課題.
下にある、証券会社APIのクセのある仕様を紹介する文章を、最後の文のあとから書き継いでください。

ページ抜粋.

信用取引であれば取引手数料が無料で、信用金利は1.6%、管理費なども無料。
正直かなり強いと思う。メインの証券口座にしてもいいレベル。
サンプル
pythonでかかれたコードがサンプルとして公開されている。
ちょっとクセありな仕様
ぱっとドキュメントみただけやけど、かなり癖のある仕様っぽい。
GETのクエリパラメータにJSONをくっつける
JSONリクエストとして多いパターンは、POSTのBODYにJSON形式の文字列を入れるものやと思う。
けど、このAPIではGETのクエリにJSONをつける。
どうなるかというと
https://example.com/auth/?{"p_no":"1","p_sd_date":"2020.07.01-10:00:00.000","sCLMID":"CLMAuthLoginRequest","sUserId":"login-id","sPassword":"pswd"}
みたいなリクエストになる。
もちろん、: とかURLとして特別な意味を持つ文字はエンコードしてあげないといけない。
見慣れへんよなぁ。
リクエストに通し番号を付けなくてはいけない
上のURL例でもあるけど、 p_no というのがある。
これはどのリクエストにも必要な番号なんやけど、これが最新のリクエストより1以上大きくないとエラーになる。
同じリクエストを複数回送らないためには安全ではあるけど、加算し忘れたり逆転したりするとそのあとのリクエストが全滅する可能性もある。
単純に加算していけばいい。というので間違いはないけど、
リクエスト毎に薄いながらも依存が発生することに問題がある。
それぞれのリクエストは独立して送信されるべきやと思うけど、
同じ番号を踏まないように、送信順が逆にならないように、非同期処理の中でも同期的に直列で処理しなくてはいけない。

提供情報.

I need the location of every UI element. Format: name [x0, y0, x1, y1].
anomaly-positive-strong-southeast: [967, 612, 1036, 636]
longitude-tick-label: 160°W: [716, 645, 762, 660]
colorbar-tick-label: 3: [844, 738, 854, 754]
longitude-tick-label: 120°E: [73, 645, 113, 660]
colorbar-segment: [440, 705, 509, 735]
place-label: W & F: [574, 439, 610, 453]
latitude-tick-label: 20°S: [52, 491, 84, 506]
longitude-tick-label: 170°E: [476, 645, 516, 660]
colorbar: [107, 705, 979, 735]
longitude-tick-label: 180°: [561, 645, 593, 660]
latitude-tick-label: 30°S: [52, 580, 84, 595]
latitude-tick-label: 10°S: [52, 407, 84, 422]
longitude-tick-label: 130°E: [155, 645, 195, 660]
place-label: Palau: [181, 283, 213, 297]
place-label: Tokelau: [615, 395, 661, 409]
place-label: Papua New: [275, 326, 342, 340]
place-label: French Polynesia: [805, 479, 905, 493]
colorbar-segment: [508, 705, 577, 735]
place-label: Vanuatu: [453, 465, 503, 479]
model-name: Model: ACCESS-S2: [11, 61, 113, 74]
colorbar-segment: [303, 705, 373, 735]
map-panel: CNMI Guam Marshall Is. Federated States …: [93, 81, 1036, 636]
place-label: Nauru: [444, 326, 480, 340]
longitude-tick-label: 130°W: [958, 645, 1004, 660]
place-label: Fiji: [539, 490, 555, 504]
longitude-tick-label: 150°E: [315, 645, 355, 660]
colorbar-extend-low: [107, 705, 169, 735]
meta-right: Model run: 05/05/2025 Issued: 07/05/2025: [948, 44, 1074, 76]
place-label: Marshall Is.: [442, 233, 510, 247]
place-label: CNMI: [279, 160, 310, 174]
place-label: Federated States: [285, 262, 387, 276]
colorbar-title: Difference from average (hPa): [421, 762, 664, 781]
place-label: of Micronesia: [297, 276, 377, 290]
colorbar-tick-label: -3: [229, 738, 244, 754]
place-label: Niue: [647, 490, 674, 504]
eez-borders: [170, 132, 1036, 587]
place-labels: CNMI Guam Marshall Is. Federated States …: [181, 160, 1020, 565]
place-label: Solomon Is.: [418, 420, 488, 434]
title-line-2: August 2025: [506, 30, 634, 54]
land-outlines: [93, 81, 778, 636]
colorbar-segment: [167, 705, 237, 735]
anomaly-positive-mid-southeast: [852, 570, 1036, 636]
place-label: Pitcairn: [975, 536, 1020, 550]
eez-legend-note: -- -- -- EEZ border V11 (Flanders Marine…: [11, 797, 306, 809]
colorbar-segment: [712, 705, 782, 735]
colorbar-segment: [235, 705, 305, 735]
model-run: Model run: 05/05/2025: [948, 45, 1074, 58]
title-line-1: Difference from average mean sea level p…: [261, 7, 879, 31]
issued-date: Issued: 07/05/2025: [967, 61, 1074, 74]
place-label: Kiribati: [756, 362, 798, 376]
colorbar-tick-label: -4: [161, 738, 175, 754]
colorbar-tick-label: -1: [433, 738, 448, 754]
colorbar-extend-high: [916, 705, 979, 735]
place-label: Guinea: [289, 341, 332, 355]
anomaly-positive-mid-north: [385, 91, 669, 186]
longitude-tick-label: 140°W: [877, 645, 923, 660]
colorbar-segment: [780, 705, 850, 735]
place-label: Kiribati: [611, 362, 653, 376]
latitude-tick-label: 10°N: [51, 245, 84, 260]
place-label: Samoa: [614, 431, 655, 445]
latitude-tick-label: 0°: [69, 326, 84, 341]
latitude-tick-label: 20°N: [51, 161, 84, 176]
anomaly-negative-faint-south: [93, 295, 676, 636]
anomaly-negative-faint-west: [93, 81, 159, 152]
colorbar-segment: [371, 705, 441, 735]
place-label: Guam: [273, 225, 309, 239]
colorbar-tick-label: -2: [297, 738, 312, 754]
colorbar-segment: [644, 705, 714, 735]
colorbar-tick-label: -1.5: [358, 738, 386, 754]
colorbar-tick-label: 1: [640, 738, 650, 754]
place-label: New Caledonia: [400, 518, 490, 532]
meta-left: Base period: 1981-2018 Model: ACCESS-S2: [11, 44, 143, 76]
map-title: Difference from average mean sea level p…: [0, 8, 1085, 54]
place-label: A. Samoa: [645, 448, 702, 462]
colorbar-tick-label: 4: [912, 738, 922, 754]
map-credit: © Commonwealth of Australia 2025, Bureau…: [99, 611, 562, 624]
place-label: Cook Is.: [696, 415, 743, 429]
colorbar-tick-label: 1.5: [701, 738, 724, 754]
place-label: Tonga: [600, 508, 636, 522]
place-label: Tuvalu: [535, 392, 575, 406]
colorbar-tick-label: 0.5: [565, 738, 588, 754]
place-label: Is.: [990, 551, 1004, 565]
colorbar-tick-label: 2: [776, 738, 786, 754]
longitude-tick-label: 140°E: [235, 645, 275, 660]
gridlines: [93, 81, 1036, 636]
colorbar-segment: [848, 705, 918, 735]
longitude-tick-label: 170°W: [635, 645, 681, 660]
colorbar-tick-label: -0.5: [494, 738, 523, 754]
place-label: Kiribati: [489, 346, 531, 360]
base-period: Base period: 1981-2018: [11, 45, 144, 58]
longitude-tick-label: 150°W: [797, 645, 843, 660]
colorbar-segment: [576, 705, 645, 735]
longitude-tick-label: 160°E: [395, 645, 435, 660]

実行結果.
これが昨今の並列処理にどれだけ悪影響を与える仕様かははっきりしてる。
日本語がShiftJISで扱われる
UTF-8がスタンダードな文字コードになっているにもかからず、SJISで扱う必要がある。
UTF-8とShiftJISで記号とかの文字コードがどう違うか把握してないけど、日本語だけはShiftJISにしなくてはいけないことは確定してるっぽい。
読み込むにも、書き込むにも手間が増える。
マスタ情報はリクエストのレスポンスでは情報を得られない
マスタ系のAPIは、リクエストに対してのレスポンスでは情報を得られず、
別途処理されてダウンロード通知をうける形になるっぽい。
欲しいときに欲しい情報を得られるというわけじゃなさそう。
仮想URLへのリクエスト
認証だけは共通のホストに対してリクエストすることになるが、
それ以外のリクエストに関しては、認証時に発行された仮想URLへのリクエストになる。
この仮想URLは同時に有効になるのは1つだけで多重での認証が許容されていない。
つまり、複数のツールを同時に動かすことができない。
ここまでの仕様を読んで、kabusapiより優位かと言われれば微妙。
kabusapiに関しては並列でのリクエストが可能なのに対し、
こちらは一問一答を利用側に求めているので、複数の処理が同時に飛ぶことを防がないといけない。
これはかなり重たい制約と言える。
jsonのキーが数値
ドキュメントをみると、 sUserId や、 sPassword といったキーが書かれているけれど、
実際に送信するキーは 690 や、 531 にする必要がある。
このマッピングがどこに書かれているかというと、
ここに配列があって変換する処理がある。
javascriptで書かれているものなので、他のプログラミング言語で使いたいなら書き換えるなどが必要やけど、
それ以前に、静的型付け言語だったりだと動的にjsonのキーを変えれないケースも少なくない。
ってことで、構造体に数値のキーを設定してあげないといけない。
長期的にみてこのキーの数値が変わることがあるのかが不安の種。
いまはV2R4というバージョンで、この番号が割り当てられているけど、
後日R5とかV3になったりしたときに、番号がずれるなどあったら保守が大変になりそう。
追記 これはオプション項目で変更することができた。
リクエストに sJsonOfmt という項目を追加し、ここに4を設定すれば項目キーのまま利用することができる。
また、この項目に1を追加すれば読める形で返してもらうこともできる。
4と1の両方をセットするには 1 | 4 でいいので、5を設定すればOK。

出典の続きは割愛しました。